• To do
Pull out every line of the listing below where "JSON" appears.

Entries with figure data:

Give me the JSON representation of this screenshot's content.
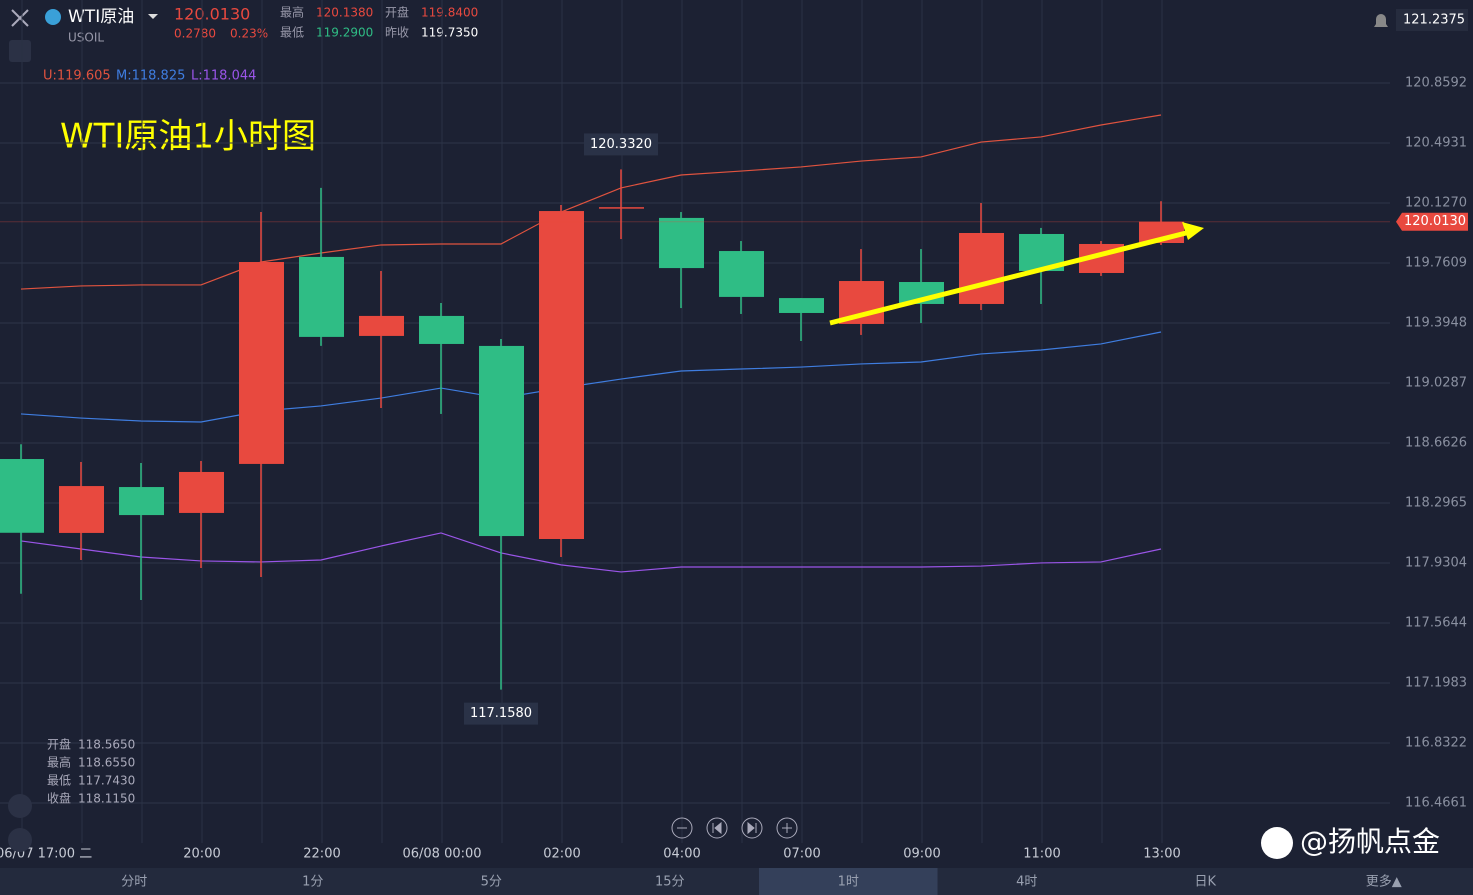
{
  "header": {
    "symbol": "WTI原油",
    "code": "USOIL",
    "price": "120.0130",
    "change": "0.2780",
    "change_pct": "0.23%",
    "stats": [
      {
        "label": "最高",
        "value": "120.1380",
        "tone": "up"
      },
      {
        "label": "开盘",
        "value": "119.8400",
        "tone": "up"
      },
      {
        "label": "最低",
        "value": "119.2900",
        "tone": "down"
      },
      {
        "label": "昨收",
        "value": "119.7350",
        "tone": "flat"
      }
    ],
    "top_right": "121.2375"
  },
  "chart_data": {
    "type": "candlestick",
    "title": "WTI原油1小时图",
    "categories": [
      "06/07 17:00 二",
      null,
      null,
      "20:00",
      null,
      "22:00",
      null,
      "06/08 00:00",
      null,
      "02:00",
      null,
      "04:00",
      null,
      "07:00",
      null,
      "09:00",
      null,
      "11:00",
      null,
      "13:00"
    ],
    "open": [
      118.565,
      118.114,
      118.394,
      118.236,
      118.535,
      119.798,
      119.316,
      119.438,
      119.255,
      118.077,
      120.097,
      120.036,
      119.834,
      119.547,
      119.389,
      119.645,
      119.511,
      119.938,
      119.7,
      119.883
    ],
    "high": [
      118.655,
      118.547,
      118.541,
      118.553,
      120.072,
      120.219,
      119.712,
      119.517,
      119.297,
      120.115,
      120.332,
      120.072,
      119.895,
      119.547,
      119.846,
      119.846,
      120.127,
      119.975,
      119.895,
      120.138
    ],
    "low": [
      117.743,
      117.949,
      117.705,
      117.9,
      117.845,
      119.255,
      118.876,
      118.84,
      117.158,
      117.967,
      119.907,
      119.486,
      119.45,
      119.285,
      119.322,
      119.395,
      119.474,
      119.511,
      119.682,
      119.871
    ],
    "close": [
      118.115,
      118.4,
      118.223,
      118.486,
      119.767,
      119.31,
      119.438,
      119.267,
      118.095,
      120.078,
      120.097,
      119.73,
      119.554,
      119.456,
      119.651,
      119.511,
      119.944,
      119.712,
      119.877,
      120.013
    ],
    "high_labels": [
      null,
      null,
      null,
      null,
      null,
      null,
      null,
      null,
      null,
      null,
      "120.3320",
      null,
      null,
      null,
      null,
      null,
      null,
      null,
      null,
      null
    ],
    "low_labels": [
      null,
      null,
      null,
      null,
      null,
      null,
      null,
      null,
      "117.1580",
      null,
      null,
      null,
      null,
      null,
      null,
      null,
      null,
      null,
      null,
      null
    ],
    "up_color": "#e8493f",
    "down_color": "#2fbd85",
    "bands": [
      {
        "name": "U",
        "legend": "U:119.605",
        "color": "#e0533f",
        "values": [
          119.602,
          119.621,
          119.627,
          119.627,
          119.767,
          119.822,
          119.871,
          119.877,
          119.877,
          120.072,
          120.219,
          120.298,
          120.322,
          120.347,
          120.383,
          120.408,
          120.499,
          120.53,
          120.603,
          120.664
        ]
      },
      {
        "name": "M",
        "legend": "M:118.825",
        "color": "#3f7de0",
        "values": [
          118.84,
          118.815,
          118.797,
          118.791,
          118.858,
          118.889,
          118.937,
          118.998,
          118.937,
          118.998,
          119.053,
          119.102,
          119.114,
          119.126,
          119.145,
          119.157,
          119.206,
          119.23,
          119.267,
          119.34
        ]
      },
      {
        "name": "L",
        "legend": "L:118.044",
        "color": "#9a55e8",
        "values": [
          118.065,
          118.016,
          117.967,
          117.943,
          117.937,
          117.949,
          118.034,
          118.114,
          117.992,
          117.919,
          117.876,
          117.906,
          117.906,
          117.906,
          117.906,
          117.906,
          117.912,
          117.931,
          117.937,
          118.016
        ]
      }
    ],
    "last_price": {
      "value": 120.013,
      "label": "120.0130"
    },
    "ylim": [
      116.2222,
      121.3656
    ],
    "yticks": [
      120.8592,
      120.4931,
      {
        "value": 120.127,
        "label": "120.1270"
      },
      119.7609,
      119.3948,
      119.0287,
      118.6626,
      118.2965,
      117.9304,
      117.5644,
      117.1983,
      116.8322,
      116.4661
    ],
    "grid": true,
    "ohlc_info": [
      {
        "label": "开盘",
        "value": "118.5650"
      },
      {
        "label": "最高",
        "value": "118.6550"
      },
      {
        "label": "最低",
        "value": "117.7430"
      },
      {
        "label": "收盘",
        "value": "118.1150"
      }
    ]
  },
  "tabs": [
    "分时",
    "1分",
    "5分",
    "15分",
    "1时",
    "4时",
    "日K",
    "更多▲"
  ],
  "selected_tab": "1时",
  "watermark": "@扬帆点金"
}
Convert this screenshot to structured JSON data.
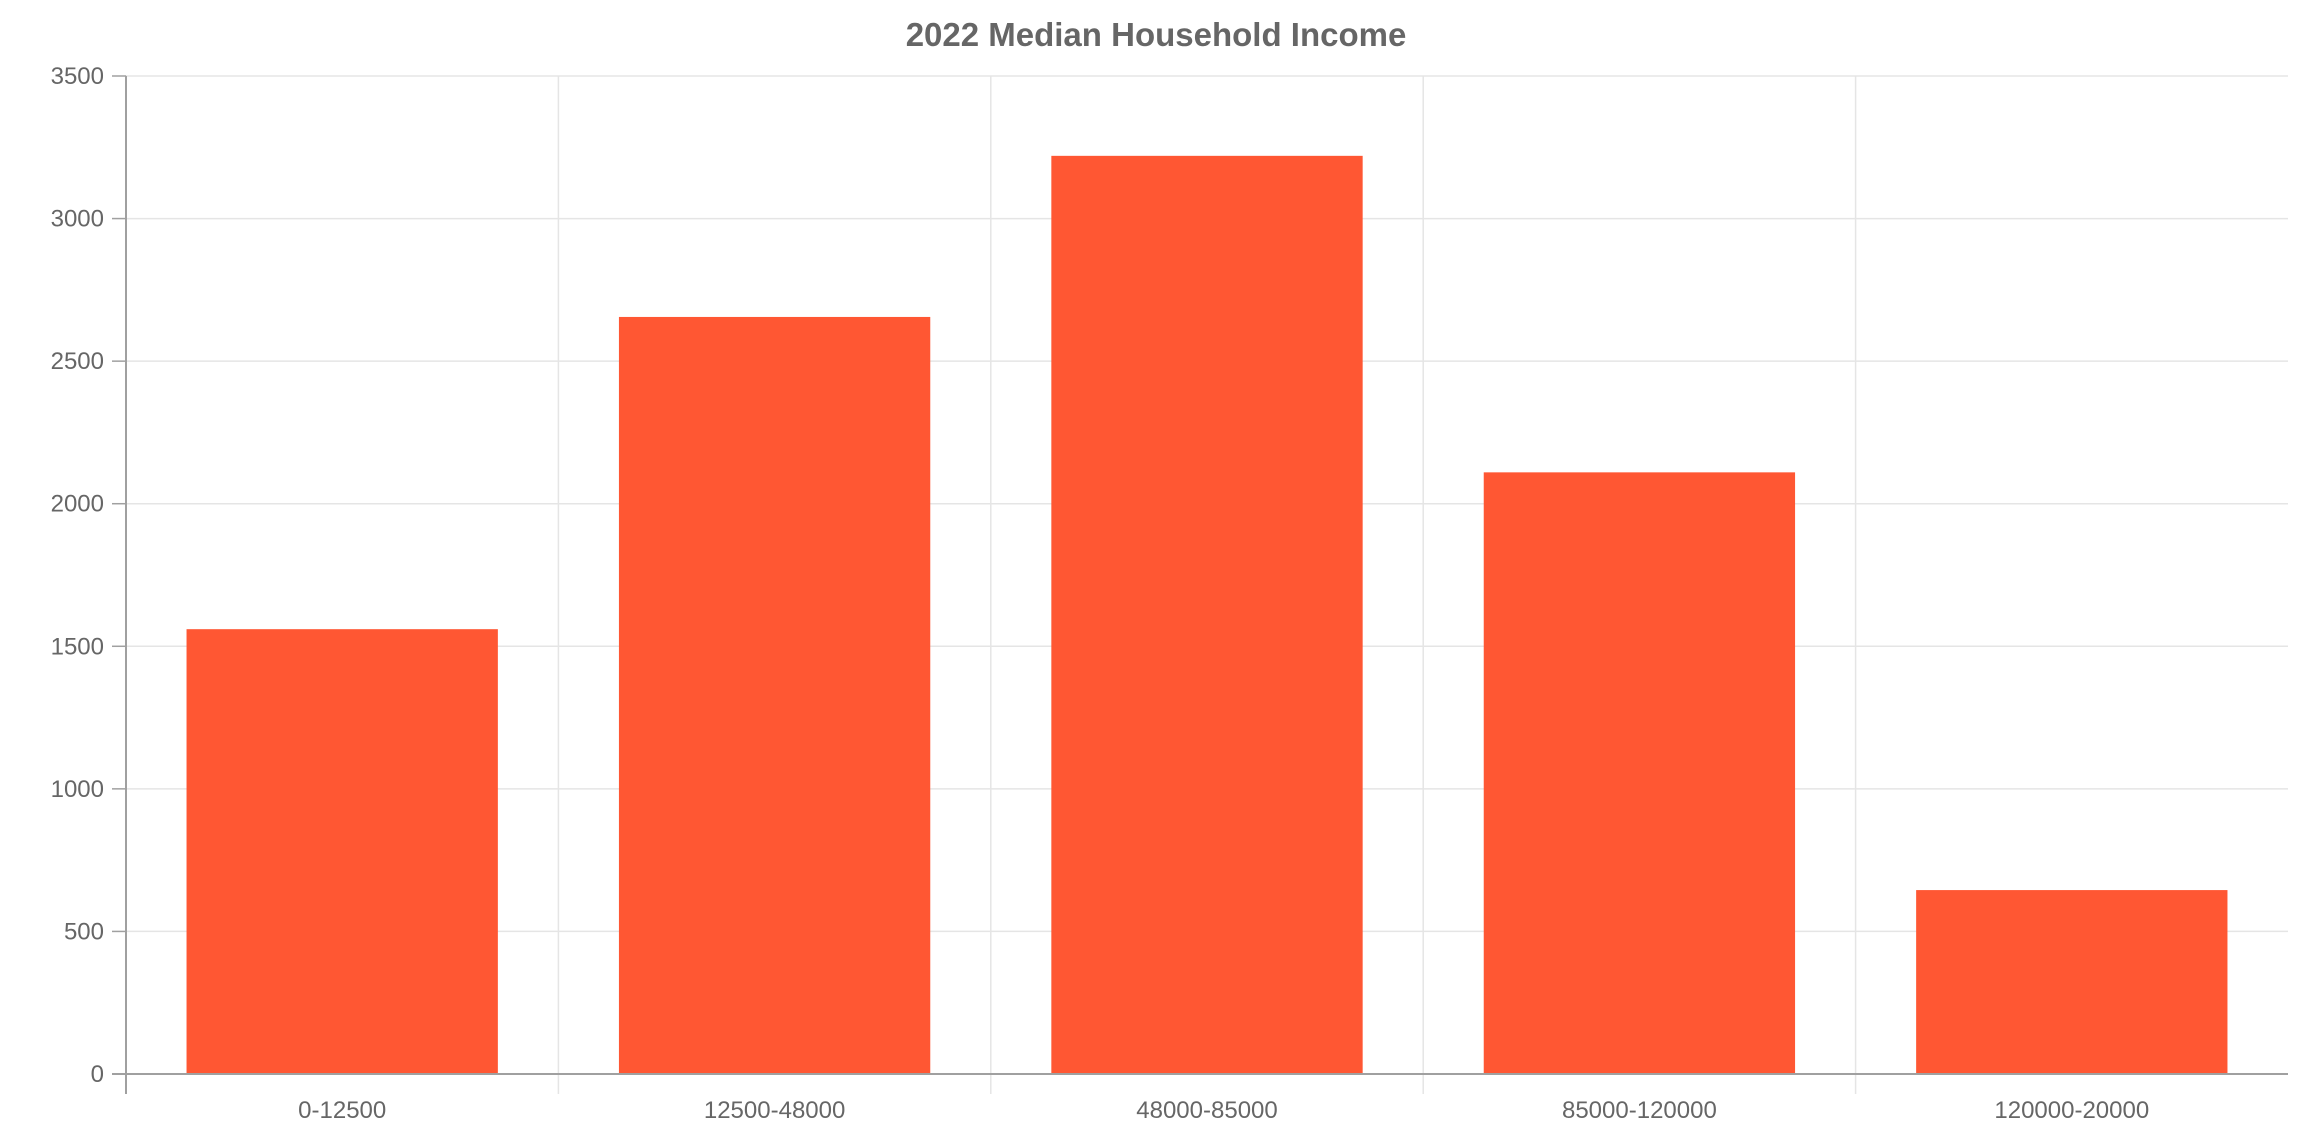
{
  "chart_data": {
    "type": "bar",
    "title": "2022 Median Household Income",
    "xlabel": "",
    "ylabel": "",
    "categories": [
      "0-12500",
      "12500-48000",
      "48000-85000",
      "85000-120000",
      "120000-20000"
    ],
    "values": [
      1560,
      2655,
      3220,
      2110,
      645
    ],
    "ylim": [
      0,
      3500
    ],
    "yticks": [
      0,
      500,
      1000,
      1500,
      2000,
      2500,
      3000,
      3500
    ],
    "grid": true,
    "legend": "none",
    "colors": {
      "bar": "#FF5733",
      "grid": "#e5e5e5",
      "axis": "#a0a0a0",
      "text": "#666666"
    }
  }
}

• Expected answer
Give me the JSON representation of this screenshot's content.
Convert this screenshot to structured JSON data.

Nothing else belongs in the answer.